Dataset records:
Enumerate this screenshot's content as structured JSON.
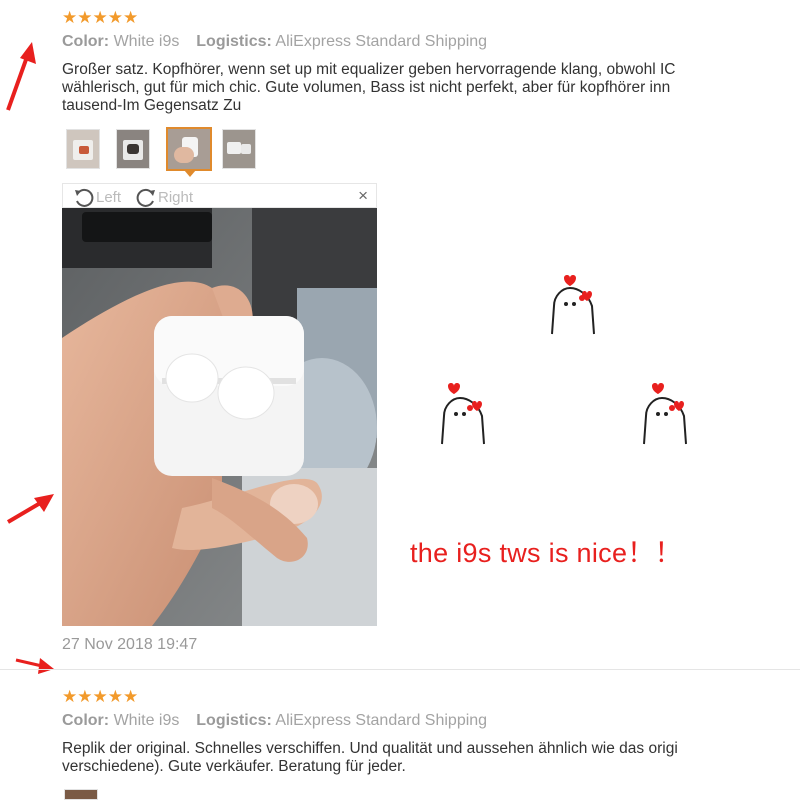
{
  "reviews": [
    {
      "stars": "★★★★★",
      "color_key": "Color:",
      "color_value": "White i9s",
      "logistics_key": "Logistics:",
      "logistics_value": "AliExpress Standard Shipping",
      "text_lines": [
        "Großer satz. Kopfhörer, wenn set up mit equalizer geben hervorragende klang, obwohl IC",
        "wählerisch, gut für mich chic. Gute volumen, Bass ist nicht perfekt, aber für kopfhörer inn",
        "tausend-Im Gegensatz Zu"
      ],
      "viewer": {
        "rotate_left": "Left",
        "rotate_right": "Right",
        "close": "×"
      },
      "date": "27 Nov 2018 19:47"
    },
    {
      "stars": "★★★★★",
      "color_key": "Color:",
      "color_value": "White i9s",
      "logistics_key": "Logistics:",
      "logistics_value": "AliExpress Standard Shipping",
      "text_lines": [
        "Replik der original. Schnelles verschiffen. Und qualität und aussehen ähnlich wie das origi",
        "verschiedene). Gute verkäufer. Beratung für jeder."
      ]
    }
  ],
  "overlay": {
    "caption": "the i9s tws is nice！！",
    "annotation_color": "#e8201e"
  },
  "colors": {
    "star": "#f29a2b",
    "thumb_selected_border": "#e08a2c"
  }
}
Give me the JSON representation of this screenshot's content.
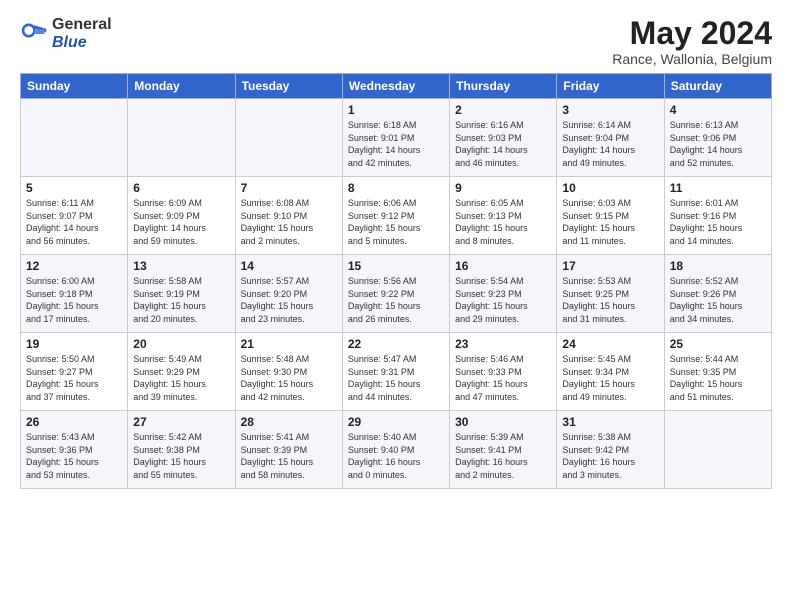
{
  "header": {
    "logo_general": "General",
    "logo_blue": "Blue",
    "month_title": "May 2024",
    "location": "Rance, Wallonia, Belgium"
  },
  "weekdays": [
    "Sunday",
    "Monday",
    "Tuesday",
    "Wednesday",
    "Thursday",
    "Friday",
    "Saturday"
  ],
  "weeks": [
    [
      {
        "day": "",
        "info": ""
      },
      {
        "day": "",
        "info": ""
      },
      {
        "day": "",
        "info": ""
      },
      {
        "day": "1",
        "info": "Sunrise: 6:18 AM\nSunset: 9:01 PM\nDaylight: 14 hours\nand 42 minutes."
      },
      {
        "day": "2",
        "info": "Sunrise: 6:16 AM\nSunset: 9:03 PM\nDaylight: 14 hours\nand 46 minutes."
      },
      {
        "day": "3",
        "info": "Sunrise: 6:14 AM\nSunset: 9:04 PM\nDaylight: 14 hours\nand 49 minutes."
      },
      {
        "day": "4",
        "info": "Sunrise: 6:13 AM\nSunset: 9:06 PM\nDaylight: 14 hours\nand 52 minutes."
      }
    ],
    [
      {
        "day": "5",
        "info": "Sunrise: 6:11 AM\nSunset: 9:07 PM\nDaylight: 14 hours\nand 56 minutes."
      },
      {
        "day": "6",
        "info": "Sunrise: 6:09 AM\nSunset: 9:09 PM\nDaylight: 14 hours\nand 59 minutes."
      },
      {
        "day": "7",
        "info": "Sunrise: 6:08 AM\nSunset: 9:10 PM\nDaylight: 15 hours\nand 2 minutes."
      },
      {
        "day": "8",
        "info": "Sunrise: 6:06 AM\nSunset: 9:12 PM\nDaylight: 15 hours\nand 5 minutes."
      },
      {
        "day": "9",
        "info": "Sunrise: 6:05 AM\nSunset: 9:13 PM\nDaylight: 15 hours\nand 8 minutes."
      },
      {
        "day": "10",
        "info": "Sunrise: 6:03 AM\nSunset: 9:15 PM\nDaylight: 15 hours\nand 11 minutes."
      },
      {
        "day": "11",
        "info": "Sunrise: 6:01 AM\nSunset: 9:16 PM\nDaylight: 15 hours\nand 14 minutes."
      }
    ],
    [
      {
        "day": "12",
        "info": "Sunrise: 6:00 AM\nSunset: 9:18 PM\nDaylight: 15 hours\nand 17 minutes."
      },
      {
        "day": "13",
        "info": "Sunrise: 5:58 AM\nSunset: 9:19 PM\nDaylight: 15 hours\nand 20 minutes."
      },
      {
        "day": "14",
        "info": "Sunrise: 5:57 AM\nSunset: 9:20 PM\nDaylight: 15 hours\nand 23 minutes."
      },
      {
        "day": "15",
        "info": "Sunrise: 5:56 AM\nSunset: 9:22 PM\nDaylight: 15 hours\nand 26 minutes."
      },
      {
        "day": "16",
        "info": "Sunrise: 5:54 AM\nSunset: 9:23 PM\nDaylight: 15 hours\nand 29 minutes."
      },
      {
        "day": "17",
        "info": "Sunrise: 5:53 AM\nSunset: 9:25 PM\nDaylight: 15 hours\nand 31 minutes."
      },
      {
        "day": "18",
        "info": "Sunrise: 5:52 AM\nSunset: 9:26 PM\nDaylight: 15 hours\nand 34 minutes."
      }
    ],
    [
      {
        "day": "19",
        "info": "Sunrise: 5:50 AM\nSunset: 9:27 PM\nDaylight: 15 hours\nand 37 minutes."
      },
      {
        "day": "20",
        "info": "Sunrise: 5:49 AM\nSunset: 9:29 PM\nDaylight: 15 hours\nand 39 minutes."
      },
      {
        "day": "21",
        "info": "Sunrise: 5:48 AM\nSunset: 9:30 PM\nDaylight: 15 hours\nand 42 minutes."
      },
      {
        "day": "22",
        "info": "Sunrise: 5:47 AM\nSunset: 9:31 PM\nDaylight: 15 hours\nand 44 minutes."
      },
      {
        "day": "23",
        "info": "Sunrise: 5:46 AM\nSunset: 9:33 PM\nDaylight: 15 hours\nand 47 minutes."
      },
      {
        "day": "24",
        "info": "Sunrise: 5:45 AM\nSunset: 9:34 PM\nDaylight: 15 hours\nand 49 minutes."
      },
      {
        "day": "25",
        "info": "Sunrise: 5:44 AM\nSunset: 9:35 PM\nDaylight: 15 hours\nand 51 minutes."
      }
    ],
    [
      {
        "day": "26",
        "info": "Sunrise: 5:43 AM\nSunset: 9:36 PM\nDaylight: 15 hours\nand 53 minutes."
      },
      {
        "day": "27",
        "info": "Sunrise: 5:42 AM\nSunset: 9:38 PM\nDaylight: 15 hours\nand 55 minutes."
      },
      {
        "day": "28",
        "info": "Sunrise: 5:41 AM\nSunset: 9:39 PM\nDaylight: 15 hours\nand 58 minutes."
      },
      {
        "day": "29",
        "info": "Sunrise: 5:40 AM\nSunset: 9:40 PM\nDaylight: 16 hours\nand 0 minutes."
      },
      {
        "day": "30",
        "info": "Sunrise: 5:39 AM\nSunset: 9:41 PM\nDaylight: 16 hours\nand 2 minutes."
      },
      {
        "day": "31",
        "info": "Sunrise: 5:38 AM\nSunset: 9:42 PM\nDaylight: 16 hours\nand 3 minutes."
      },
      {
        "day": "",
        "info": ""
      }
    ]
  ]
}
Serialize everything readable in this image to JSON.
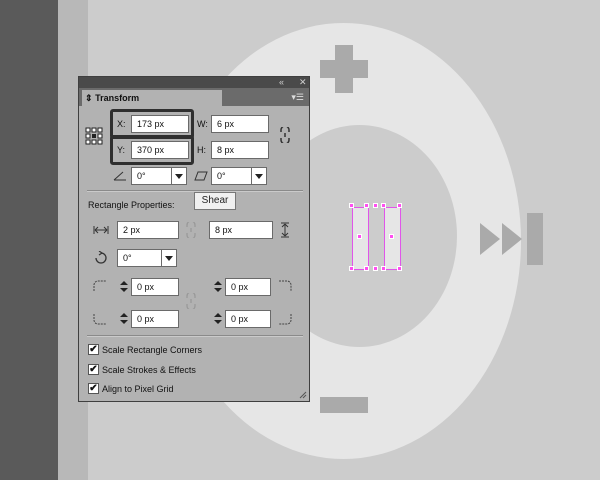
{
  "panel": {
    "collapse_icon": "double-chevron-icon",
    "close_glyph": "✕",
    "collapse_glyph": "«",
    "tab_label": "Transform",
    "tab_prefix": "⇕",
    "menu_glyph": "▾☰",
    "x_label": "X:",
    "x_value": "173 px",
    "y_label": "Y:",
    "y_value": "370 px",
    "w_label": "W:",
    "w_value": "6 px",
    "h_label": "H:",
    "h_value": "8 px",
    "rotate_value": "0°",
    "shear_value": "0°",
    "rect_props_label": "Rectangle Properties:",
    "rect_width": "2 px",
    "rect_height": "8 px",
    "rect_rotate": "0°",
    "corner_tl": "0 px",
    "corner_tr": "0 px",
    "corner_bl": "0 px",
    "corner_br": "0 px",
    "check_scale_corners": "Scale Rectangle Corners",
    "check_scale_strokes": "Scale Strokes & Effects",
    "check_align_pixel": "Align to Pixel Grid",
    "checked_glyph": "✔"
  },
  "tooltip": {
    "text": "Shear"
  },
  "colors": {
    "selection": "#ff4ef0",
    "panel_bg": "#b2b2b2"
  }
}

*Problem description*
Transcribe the records above verbatim. Do not carry over any picture.

*Answer for the task*
Enumerate this screenshot's content as structured JSON.
{
  "reviews": [
    {
      "stars": "★★★★★",
      "color_key": "Color:",
      "color_value": "White i9s",
      "logistics_key": "Logistics:",
      "logistics_value": "AliExpress Standard Shipping",
      "text_lines": [
        "Großer satz. Kopfhörer, wenn set up mit equalizer geben hervorragende klang, obwohl IC",
        "wählerisch, gut für mich chic. Gute volumen, Bass ist nicht perfekt, aber für kopfhörer inn",
        "tausend-Im Gegensatz Zu"
      ],
      "viewer": {
        "rotate_left": "Left",
        "rotate_right": "Right",
        "close": "×"
      },
      "date": "27 Nov 2018 19:47"
    },
    {
      "stars": "★★★★★",
      "color_key": "Color:",
      "color_value": "White i9s",
      "logistics_key": "Logistics:",
      "logistics_value": "AliExpress Standard Shipping",
      "text_lines": [
        "Replik der original. Schnelles verschiffen. Und qualität und aussehen ähnlich wie das origi",
        "verschiedene). Gute verkäufer. Beratung für jeder."
      ]
    }
  ],
  "overlay": {
    "caption": "the i9s tws is nice！！",
    "annotation_color": "#e8201e"
  },
  "colors": {
    "star": "#f29a2b",
    "thumb_selected_border": "#e08a2c"
  }
}
Give me the JSON representation of this screenshot's content.
{
  "header": {
    "logo_general": "General",
    "logo_blue": "Blue",
    "month_title": "May 2024",
    "location": "Rance, Wallonia, Belgium"
  },
  "weekdays": [
    "Sunday",
    "Monday",
    "Tuesday",
    "Wednesday",
    "Thursday",
    "Friday",
    "Saturday"
  ],
  "weeks": [
    [
      {
        "day": "",
        "info": ""
      },
      {
        "day": "",
        "info": ""
      },
      {
        "day": "",
        "info": ""
      },
      {
        "day": "1",
        "info": "Sunrise: 6:18 AM\nSunset: 9:01 PM\nDaylight: 14 hours\nand 42 minutes."
      },
      {
        "day": "2",
        "info": "Sunrise: 6:16 AM\nSunset: 9:03 PM\nDaylight: 14 hours\nand 46 minutes."
      },
      {
        "day": "3",
        "info": "Sunrise: 6:14 AM\nSunset: 9:04 PM\nDaylight: 14 hours\nand 49 minutes."
      },
      {
        "day": "4",
        "info": "Sunrise: 6:13 AM\nSunset: 9:06 PM\nDaylight: 14 hours\nand 52 minutes."
      }
    ],
    [
      {
        "day": "5",
        "info": "Sunrise: 6:11 AM\nSunset: 9:07 PM\nDaylight: 14 hours\nand 56 minutes."
      },
      {
        "day": "6",
        "info": "Sunrise: 6:09 AM\nSunset: 9:09 PM\nDaylight: 14 hours\nand 59 minutes."
      },
      {
        "day": "7",
        "info": "Sunrise: 6:08 AM\nSunset: 9:10 PM\nDaylight: 15 hours\nand 2 minutes."
      },
      {
        "day": "8",
        "info": "Sunrise: 6:06 AM\nSunset: 9:12 PM\nDaylight: 15 hours\nand 5 minutes."
      },
      {
        "day": "9",
        "info": "Sunrise: 6:05 AM\nSunset: 9:13 PM\nDaylight: 15 hours\nand 8 minutes."
      },
      {
        "day": "10",
        "info": "Sunrise: 6:03 AM\nSunset: 9:15 PM\nDaylight: 15 hours\nand 11 minutes."
      },
      {
        "day": "11",
        "info": "Sunrise: 6:01 AM\nSunset: 9:16 PM\nDaylight: 15 hours\nand 14 minutes."
      }
    ],
    [
      {
        "day": "12",
        "info": "Sunrise: 6:00 AM\nSunset: 9:18 PM\nDaylight: 15 hours\nand 17 minutes."
      },
      {
        "day": "13",
        "info": "Sunrise: 5:58 AM\nSunset: 9:19 PM\nDaylight: 15 hours\nand 20 minutes."
      },
      {
        "day": "14",
        "info": "Sunrise: 5:57 AM\nSunset: 9:20 PM\nDaylight: 15 hours\nand 23 minutes."
      },
      {
        "day": "15",
        "info": "Sunrise: 5:56 AM\nSunset: 9:22 PM\nDaylight: 15 hours\nand 26 minutes."
      },
      {
        "day": "16",
        "info": "Sunrise: 5:54 AM\nSunset: 9:23 PM\nDaylight: 15 hours\nand 29 minutes."
      },
      {
        "day": "17",
        "info": "Sunrise: 5:53 AM\nSunset: 9:25 PM\nDaylight: 15 hours\nand 31 minutes."
      },
      {
        "day": "18",
        "info": "Sunrise: 5:52 AM\nSunset: 9:26 PM\nDaylight: 15 hours\nand 34 minutes."
      }
    ],
    [
      {
        "day": "19",
        "info": "Sunrise: 5:50 AM\nSunset: 9:27 PM\nDaylight: 15 hours\nand 37 minutes."
      },
      {
        "day": "20",
        "info": "Sunrise: 5:49 AM\nSunset: 9:29 PM\nDaylight: 15 hours\nand 39 minutes."
      },
      {
        "day": "21",
        "info": "Sunrise: 5:48 AM\nSunset: 9:30 PM\nDaylight: 15 hours\nand 42 minutes."
      },
      {
        "day": "22",
        "info": "Sunrise: 5:47 AM\nSunset: 9:31 PM\nDaylight: 15 hours\nand 44 minutes."
      },
      {
        "day": "23",
        "info": "Sunrise: 5:46 AM\nSunset: 9:33 PM\nDaylight: 15 hours\nand 47 minutes."
      },
      {
        "day": "24",
        "info": "Sunrise: 5:45 AM\nSunset: 9:34 PM\nDaylight: 15 hours\nand 49 minutes."
      },
      {
        "day": "25",
        "info": "Sunrise: 5:44 AM\nSunset: 9:35 PM\nDaylight: 15 hours\nand 51 minutes."
      }
    ],
    [
      {
        "day": "26",
        "info": "Sunrise: 5:43 AM\nSunset: 9:36 PM\nDaylight: 15 hours\nand 53 minutes."
      },
      {
        "day": "27",
        "info": "Sunrise: 5:42 AM\nSunset: 9:38 PM\nDaylight: 15 hours\nand 55 minutes."
      },
      {
        "day": "28",
        "info": "Sunrise: 5:41 AM\nSunset: 9:39 PM\nDaylight: 15 hours\nand 58 minutes."
      },
      {
        "day": "29",
        "info": "Sunrise: 5:40 AM\nSunset: 9:40 PM\nDaylight: 16 hours\nand 0 minutes."
      },
      {
        "day": "30",
        "info": "Sunrise: 5:39 AM\nSunset: 9:41 PM\nDaylight: 16 hours\nand 2 minutes."
      },
      {
        "day": "31",
        "info": "Sunrise: 5:38 AM\nSunset: 9:42 PM\nDaylight: 16 hours\nand 3 minutes."
      },
      {
        "day": "",
        "info": ""
      }
    ]
  ]
}
Serialize everything readable in this image to JSON.
{
  "panel": {
    "collapse_icon": "double-chevron-icon",
    "close_glyph": "✕",
    "collapse_glyph": "«",
    "tab_label": "Transform",
    "tab_prefix": "⇕",
    "menu_glyph": "▾☰",
    "x_label": "X:",
    "x_value": "173 px",
    "y_label": "Y:",
    "y_value": "370 px",
    "w_label": "W:",
    "w_value": "6 px",
    "h_label": "H:",
    "h_value": "8 px",
    "rotate_value": "0°",
    "shear_value": "0°",
    "rect_props_label": "Rectangle Properties:",
    "rect_width": "2 px",
    "rect_height": "8 px",
    "rect_rotate": "0°",
    "corner_tl": "0 px",
    "corner_tr": "0 px",
    "corner_bl": "0 px",
    "corner_br": "0 px",
    "check_scale_corners": "Scale Rectangle Corners",
    "check_scale_strokes": "Scale Strokes & Effects",
    "check_align_pixel": "Align to Pixel Grid",
    "checked_glyph": "✔"
  },
  "tooltip": {
    "text": "Shear"
  },
  "colors": {
    "selection": "#ff4ef0",
    "panel_bg": "#b2b2b2"
  }
}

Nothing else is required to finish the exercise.